PROBLEM DESCRIPTION » Reproduce the data in its entirety, exactly as supplied.

INFORMATION PROVIDED »
··········

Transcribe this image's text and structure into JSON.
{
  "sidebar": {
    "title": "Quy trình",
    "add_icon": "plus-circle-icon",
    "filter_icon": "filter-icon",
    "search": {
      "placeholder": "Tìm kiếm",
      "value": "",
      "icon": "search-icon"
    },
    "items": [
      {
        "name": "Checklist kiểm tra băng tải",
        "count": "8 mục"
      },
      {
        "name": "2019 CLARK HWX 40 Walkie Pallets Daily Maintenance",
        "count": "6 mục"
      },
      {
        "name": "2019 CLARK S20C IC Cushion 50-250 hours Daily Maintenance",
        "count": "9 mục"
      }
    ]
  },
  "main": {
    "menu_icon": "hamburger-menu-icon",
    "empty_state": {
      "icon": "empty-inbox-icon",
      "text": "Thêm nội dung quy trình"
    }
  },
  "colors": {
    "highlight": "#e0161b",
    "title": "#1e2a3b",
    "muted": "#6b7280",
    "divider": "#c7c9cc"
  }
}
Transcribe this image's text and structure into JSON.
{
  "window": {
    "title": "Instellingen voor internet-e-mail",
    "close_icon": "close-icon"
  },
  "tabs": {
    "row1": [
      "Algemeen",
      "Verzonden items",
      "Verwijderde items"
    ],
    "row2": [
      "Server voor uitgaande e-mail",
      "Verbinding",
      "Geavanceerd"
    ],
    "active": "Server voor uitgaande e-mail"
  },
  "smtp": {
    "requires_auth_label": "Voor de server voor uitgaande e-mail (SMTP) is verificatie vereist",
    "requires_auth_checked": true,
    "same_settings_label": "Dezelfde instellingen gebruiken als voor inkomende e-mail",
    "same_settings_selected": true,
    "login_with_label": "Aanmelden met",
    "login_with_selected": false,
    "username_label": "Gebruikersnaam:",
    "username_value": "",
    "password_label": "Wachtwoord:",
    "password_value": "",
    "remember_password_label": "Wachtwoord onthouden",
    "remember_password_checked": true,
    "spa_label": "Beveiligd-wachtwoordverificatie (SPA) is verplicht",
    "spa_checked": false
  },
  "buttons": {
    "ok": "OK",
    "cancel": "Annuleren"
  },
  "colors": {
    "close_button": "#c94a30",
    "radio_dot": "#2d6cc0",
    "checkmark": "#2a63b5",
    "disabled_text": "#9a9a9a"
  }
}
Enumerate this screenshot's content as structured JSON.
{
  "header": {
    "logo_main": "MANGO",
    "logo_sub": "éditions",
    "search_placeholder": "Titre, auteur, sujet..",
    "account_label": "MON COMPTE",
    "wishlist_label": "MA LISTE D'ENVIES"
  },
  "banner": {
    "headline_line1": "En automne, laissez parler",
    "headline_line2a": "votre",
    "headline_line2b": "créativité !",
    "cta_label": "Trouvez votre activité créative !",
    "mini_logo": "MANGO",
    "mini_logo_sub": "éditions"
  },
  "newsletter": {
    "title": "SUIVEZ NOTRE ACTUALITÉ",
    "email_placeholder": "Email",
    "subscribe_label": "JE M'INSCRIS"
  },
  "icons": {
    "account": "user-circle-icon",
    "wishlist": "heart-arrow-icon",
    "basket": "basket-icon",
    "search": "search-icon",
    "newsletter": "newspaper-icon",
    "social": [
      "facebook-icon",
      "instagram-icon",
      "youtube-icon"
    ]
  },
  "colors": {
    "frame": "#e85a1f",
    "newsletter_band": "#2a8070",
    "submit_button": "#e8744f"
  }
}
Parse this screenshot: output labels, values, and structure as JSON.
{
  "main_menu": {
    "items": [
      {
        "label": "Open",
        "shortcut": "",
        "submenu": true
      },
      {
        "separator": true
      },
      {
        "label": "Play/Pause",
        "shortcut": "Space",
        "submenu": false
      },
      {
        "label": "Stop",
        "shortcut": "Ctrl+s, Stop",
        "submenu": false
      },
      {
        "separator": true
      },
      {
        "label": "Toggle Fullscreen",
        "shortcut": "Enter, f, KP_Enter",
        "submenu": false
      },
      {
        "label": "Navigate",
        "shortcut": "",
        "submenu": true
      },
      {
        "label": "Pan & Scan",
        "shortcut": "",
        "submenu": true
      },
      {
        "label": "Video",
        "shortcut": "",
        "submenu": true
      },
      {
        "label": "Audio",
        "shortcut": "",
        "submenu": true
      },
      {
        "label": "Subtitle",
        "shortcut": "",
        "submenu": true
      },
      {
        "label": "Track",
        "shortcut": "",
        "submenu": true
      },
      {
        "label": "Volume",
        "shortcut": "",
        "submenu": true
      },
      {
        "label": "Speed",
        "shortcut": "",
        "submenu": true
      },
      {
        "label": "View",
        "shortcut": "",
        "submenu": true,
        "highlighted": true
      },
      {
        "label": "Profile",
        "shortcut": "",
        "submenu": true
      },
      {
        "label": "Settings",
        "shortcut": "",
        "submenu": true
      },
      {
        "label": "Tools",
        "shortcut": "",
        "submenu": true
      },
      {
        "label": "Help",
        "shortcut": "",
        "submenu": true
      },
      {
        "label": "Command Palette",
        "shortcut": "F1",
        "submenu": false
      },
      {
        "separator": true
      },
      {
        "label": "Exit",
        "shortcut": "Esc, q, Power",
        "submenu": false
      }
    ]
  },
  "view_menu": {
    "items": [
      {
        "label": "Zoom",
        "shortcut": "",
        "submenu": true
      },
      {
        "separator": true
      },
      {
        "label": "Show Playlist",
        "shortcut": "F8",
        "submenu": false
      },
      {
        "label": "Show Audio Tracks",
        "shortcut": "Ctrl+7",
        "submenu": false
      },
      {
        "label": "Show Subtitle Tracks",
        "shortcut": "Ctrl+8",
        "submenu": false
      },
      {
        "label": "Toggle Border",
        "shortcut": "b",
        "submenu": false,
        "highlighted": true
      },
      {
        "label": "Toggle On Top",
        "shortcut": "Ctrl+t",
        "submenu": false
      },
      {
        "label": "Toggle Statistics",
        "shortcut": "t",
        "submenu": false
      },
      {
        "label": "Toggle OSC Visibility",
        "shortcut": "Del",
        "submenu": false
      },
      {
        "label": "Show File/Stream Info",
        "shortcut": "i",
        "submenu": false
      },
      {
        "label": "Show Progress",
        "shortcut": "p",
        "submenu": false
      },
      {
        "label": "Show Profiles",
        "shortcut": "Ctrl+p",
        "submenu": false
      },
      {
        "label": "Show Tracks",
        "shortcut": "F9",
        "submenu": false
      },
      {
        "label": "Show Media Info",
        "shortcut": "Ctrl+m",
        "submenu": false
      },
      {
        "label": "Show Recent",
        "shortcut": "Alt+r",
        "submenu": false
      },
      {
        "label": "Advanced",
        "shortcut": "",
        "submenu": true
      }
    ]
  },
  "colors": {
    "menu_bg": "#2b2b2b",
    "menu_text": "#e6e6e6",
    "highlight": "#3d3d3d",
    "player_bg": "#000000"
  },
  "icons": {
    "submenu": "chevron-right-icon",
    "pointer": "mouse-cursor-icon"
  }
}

··········

WRITTEN RESPONSE »
Transcribe this image's text and structure into JSON.
{
  "sidebar": {
    "title": "Quy trình",
    "add_icon": "plus-circle-icon",
    "filter_icon": "filter-icon",
    "search": {
      "placeholder": "Tìm kiếm",
      "value": "",
      "icon": "search-icon"
    },
    "items": [
      {
        "name": "Checklist kiểm tra băng tải",
        "count": "8 mục"
      },
      {
        "name": "2019 CLARK HWX 40 Walkie Pallets Daily Maintenance",
        "count": "6 mục"
      },
      {
        "name": "2019 CLARK S20C IC Cushion 50-250 hours Daily Maintenance",
        "count": "9 mục"
      }
    ]
  },
  "main": {
    "menu_icon": "hamburger-menu-icon",
    "empty_state": {
      "icon": "empty-inbox-icon",
      "text": "Thêm nội dung quy trình"
    }
  },
  "colors": {
    "highlight": "#e0161b",
    "title": "#1e2a3b",
    "muted": "#6b7280",
    "divider": "#c7c9cc"
  }
}
Transcribe this image's text and structure into JSON.
{
  "window": {
    "title": "Instellingen voor internet-e-mail",
    "close_icon": "close-icon"
  },
  "tabs": {
    "row1": [
      "Algemeen",
      "Verzonden items",
      "Verwijderde items"
    ],
    "row2": [
      "Server voor uitgaande e-mail",
      "Verbinding",
      "Geavanceerd"
    ],
    "active": "Server voor uitgaande e-mail"
  },
  "smtp": {
    "requires_auth_label": "Voor de server voor uitgaande e-mail (SMTP) is verificatie vereist",
    "requires_auth_checked": true,
    "same_settings_label": "Dezelfde instellingen gebruiken als voor inkomende e-mail",
    "same_settings_selected": true,
    "login_with_label": "Aanmelden met",
    "login_with_selected": false,
    "username_label": "Gebruikersnaam:",
    "username_value": "",
    "password_label": "Wachtwoord:",
    "password_value": "",
    "remember_password_label": "Wachtwoord onthouden",
    "remember_password_checked": true,
    "spa_label": "Beveiligd-wachtwoordverificatie (SPA) is verplicht",
    "spa_checked": false
  },
  "buttons": {
    "ok": "OK",
    "cancel": "Annuleren"
  },
  "colors": {
    "close_button": "#c94a30",
    "radio_dot": "#2d6cc0",
    "checkmark": "#2a63b5",
    "disabled_text": "#9a9a9a"
  }
}
Enumerate this screenshot's content as structured JSON.
{
  "header": {
    "logo_main": "MANGO",
    "logo_sub": "éditions",
    "search_placeholder": "Titre, auteur, sujet..",
    "account_label": "MON COMPTE",
    "wishlist_label": "MA LISTE D'ENVIES"
  },
  "banner": {
    "headline_line1": "En automne, laissez parler",
    "headline_line2a": "votre",
    "headline_line2b": "créativité !",
    "cta_label": "Trouvez votre activité créative !",
    "mini_logo": "MANGO",
    "mini_logo_sub": "éditions"
  },
  "newsletter": {
    "title": "SUIVEZ NOTRE ACTUALITÉ",
    "email_placeholder": "Email",
    "subscribe_label": "JE M'INSCRIS"
  },
  "icons": {
    "account": "user-circle-icon",
    "wishlist": "heart-arrow-icon",
    "basket": "basket-icon",
    "search": "search-icon",
    "newsletter": "newspaper-icon",
    "social": [
      "facebook-icon",
      "instagram-icon",
      "youtube-icon"
    ]
  },
  "colors": {
    "frame": "#e85a1f",
    "newsletter_band": "#2a8070",
    "submit_button": "#e8744f"
  }
}
Parse this screenshot: output labels, values, and structure as JSON.
{
  "main_menu": {
    "items": [
      {
        "label": "Open",
        "shortcut": "",
        "submenu": true
      },
      {
        "separator": true
      },
      {
        "label": "Play/Pause",
        "shortcut": "Space",
        "submenu": false
      },
      {
        "label": "Stop",
        "shortcut": "Ctrl+s, Stop",
        "submenu": false
      },
      {
        "separator": true
      },
      {
        "label": "Toggle Fullscreen",
        "shortcut": "Enter, f, KP_Enter",
        "submenu": false
      },
      {
        "label": "Navigate",
        "shortcut": "",
        "submenu": true
      },
      {
        "label": "Pan & Scan",
        "shortcut": "",
        "submenu": true
      },
      {
        "label": "Video",
        "shortcut": "",
        "submenu": true
      },
      {
        "label": "Audio",
        "shortcut": "",
        "submenu": true
      },
      {
        "label": "Subtitle",
        "shortcut": "",
        "submenu": true
      },
      {
        "label": "Track",
        "shortcut": "",
        "submenu": true
      },
      {
        "label": "Volume",
        "shortcut": "",
        "submenu": true
      },
      {
        "label": "Speed",
        "shortcut": "",
        "submenu": true
      },
      {
        "label": "View",
        "shortcut": "",
        "submenu": true,
        "highlighted": true
      },
      {
        "label": "Profile",
        "shortcut": "",
        "submenu": true
      },
      {
        "label": "Settings",
        "shortcut": "",
        "submenu": true
      },
      {
        "label": "Tools",
        "shortcut": "",
        "submenu": true
      },
      {
        "label": "Help",
        "shortcut": "",
        "submenu": true
      },
      {
        "label": "Command Palette",
        "shortcut": "F1",
        "submenu": false
      },
      {
        "separator": true
      },
      {
        "label": "Exit",
        "shortcut": "Esc, q, Power",
        "submenu": false
      }
    ]
  },
  "view_menu": {
    "items": [
      {
        "label": "Zoom",
        "shortcut": "",
        "submenu": true
      },
      {
        "separator": true
      },
      {
        "label": "Show Playlist",
        "shortcut": "F8",
        "submenu": false
      },
      {
        "label": "Show Audio Tracks",
        "shortcut": "Ctrl+7",
        "submenu": false
      },
      {
        "label": "Show Subtitle Tracks",
        "shortcut": "Ctrl+8",
        "submenu": false
      },
      {
        "label": "Toggle Border",
        "shortcut": "b",
        "submenu": false,
        "highlighted": true
      },
      {
        "label": "Toggle On Top",
        "shortcut": "Ctrl+t",
        "submenu": false
      },
      {
        "label": "Toggle Statistics",
        "shortcut": "t",
        "submenu": false
      },
      {
        "label": "Toggle OSC Visibility",
        "shortcut": "Del",
        "submenu": false
      },
      {
        "label": "Show File/Stream Info",
        "shortcut": "i",
        "submenu": false
      },
      {
        "label": "Show Progress",
        "shortcut": "p",
        "submenu": false
      },
      {
        "label": "Show Profiles",
        "shortcut": "Ctrl+p",
        "submenu": false
      },
      {
        "label": "Show Tracks",
        "shortcut": "F9",
        "submenu": false
      },
      {
        "label": "Show Media Info",
        "shortcut": "Ctrl+m",
        "submenu": false
      },
      {
        "label": "Show Recent",
        "shortcut": "Alt+r",
        "submenu": false
      },
      {
        "label": "Advanced",
        "shortcut": "",
        "submenu": true
      }
    ]
  },
  "colors": {
    "menu_bg": "#2b2b2b",
    "menu_text": "#e6e6e6",
    "highlight": "#3d3d3d",
    "player_bg": "#000000"
  },
  "icons": {
    "submenu": "chevron-right-icon",
    "pointer": "mouse-cursor-icon"
  }
}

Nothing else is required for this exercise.